EXERCISE INSTRUCTIONS:
a) In the article on the melanoma biomarker, what is the median overall survival of cancer patients who develop hyper-progression while on checkpoint inhibitors?
b) Reproduce everything in the melanoma biomarker article from "Prior studies have" down to "checkpoint inhibitor immunotherapies.".
[[ TEXT SECTION open ]]
Biomarker predicts resistance to immunotherapies in melanoma

Biomarker predicts resistance to immunotherapies in melanoma

Biomarker predicts resistance to immunotherapies in melanoma

Duke Cancer Institute researchers have identified potential biomarkers that predict the likelihood for checkpoint inhibitor drugs to backfire, driving hyper-progression of melanoma cells instead of unleashing the immune system to fight them.

Prior studies have shown that cancer patients who develop hyper-progression while on checkpoint inhibitors have a median overall survival of 4.6 months compared to 7.6 months in patients without the complication. The phenomenon has been shown to occur in multiple tumor types, not only melanoma, but also head and neck, lung, and breast cancers.

The new study in mice and human tissue points to a strategy for inhibiting hyper-progression, potentially benefitting an estimated 10% of cancer patients who undergo this devastating complication from checkpoint inhibitor immunotherapies.

The study appears online Nov. 23 in the journal Science Translational Medicine.

“There is a continuum between resistance to immunotherapy and the development of a hyper-progressive state,” said Brent Hanks, M.D., Ph.D., associate professor in the Department of Medicine at Duke University School of Medicine and senior author of the study.
[[ TEXT SECTION closed ]]
[[ DATA LISTING open ]]
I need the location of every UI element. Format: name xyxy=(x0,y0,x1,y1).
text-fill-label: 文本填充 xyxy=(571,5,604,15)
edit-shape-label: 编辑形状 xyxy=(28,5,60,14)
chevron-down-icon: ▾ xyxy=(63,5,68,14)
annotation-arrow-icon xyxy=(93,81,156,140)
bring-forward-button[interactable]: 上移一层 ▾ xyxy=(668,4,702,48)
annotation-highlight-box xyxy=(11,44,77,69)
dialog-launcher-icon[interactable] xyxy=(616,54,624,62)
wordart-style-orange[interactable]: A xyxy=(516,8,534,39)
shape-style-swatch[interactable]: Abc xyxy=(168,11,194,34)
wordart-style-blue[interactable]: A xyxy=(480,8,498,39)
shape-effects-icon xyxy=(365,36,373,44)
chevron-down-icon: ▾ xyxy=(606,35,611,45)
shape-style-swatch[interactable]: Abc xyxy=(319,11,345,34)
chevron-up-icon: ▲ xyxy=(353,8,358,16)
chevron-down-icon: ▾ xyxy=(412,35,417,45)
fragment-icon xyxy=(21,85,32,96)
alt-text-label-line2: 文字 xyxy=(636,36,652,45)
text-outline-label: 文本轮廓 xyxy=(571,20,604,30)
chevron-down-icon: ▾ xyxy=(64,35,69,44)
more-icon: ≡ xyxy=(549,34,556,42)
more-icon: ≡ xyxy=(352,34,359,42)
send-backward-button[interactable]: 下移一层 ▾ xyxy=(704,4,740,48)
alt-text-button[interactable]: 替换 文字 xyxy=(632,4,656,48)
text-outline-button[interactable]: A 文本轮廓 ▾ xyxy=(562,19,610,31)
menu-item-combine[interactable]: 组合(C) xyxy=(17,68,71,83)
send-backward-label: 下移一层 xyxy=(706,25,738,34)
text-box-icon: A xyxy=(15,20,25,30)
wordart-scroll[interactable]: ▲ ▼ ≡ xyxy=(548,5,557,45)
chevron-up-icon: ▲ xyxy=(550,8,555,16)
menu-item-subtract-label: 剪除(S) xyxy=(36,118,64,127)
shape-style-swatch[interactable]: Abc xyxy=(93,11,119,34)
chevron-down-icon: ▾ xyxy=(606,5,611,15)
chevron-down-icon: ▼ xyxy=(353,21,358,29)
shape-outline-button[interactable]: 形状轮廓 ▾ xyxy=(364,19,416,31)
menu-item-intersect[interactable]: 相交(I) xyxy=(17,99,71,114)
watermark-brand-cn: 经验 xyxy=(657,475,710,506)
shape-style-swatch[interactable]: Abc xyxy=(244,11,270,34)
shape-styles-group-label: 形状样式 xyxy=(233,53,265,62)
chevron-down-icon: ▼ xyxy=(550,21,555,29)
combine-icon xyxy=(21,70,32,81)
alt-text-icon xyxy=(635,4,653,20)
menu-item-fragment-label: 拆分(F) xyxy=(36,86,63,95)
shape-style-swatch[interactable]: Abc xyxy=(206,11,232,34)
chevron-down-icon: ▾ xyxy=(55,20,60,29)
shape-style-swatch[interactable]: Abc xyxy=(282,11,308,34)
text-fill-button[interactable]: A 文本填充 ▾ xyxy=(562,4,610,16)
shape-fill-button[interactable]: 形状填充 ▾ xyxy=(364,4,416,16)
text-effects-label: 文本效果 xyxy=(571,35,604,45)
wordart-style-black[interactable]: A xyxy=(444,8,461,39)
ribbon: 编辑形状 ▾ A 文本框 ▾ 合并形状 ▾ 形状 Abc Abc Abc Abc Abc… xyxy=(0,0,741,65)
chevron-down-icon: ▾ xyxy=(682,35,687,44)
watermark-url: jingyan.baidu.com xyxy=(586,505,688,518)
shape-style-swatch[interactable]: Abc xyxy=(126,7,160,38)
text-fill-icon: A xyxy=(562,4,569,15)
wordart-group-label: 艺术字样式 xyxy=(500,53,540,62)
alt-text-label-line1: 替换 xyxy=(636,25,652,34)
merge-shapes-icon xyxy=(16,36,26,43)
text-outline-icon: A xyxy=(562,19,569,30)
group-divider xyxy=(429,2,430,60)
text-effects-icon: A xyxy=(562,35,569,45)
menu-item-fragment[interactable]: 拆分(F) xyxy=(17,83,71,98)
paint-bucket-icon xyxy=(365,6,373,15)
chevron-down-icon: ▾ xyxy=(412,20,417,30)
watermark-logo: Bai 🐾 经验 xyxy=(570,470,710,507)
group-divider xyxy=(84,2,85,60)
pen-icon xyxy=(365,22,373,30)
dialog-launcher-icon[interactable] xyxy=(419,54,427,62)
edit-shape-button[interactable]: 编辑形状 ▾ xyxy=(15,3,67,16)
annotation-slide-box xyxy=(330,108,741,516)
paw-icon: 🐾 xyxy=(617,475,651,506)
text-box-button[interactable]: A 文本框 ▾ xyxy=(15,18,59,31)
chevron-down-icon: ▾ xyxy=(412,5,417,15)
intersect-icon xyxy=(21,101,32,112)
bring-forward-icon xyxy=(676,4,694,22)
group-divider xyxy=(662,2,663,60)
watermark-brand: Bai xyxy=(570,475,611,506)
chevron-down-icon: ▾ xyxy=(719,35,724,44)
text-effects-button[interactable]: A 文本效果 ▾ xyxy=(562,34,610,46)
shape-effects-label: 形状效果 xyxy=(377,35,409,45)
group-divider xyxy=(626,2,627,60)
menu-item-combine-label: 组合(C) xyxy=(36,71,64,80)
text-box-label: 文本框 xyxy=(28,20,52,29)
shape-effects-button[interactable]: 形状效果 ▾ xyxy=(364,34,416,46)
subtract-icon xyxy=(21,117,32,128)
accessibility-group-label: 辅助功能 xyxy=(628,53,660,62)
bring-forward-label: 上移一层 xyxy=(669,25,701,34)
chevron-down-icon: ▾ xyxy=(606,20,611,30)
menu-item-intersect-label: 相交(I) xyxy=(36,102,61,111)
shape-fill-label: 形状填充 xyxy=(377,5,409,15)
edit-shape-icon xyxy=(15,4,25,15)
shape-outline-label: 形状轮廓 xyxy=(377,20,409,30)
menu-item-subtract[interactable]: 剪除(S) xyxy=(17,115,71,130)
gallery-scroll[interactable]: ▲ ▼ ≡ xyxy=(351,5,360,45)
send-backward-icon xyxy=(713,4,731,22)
[[ DATA LISTING closed ]]
SOLUTIONS BY TASK:
a) 4.6 months.

b)
Prior studies have shown that cancer patients who develop hyper-progression while on checkpoint inhibitors have a median overall survival of 4.6 months compared to 7.6 months in patients without the complication. The phenomenon has been shown to occur in multiple tumor types, not only melanoma, but also head and neck, lung, and breast cancers.

The new study in mice and human tissue points to a strategy for inhibiting hyper-progression, potentially benefitting an estimated 10% of cancer patients who undergo this devastating complication from checkpoint inhibitor immunotherapies.